(Stored entries)
----------------

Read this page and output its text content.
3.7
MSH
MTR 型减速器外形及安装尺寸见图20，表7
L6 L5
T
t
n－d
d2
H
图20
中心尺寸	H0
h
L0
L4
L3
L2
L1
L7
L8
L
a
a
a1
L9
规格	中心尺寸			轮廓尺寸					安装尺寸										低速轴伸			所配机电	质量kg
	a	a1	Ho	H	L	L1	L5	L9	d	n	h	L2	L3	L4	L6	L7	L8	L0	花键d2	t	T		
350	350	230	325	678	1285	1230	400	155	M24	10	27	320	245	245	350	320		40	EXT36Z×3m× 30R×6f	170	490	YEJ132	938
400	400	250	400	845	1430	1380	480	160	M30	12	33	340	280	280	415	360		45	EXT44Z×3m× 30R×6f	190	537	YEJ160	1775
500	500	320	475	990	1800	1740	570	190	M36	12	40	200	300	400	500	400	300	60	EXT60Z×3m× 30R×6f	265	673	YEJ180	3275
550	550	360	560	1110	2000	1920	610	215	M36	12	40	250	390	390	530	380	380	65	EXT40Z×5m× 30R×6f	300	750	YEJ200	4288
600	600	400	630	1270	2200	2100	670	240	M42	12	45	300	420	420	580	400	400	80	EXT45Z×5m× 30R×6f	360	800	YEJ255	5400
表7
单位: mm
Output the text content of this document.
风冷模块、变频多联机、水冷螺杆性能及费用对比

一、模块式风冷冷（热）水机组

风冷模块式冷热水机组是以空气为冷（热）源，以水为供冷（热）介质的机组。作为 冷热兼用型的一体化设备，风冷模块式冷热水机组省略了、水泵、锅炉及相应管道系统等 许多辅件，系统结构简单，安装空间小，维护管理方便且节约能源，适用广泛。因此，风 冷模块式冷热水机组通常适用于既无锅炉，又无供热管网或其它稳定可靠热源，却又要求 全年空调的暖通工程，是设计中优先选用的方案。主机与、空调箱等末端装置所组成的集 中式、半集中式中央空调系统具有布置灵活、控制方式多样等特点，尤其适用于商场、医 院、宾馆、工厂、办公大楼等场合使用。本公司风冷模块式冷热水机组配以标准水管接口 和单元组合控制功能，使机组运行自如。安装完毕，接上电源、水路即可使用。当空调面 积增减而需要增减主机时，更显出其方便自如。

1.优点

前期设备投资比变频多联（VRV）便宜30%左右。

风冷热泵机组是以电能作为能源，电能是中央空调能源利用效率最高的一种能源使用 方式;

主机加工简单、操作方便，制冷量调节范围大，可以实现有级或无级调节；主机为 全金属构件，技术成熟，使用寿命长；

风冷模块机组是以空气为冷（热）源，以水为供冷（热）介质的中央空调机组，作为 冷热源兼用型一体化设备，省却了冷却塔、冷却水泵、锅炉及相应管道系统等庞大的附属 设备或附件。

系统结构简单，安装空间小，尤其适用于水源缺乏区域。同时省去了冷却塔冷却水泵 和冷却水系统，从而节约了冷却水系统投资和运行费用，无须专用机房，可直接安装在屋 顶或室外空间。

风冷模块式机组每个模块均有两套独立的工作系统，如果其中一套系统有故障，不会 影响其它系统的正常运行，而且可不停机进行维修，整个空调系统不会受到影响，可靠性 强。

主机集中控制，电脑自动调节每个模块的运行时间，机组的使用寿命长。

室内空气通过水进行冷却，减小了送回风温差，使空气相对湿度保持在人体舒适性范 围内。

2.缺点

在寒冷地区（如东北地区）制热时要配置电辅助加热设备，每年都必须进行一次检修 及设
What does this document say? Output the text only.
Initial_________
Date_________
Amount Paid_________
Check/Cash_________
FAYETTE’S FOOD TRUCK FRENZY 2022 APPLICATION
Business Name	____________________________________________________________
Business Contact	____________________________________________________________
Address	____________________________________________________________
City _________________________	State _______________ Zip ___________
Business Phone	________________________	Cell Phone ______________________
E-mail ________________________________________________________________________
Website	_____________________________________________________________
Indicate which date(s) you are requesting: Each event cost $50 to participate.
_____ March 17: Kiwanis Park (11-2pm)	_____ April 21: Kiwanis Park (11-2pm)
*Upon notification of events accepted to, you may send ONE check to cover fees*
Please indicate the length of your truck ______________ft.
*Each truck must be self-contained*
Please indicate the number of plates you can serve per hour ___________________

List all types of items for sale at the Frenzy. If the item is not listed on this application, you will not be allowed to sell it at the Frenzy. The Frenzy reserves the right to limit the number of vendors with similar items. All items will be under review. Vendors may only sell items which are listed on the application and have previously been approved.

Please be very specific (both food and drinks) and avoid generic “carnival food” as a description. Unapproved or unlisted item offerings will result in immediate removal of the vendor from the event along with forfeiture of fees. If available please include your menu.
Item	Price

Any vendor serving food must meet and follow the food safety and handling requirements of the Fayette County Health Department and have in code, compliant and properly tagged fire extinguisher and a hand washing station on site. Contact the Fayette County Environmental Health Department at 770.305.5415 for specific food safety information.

----------------

Of the lines in the entries, how many include the word "Please"? State only the number.

[Response]:
3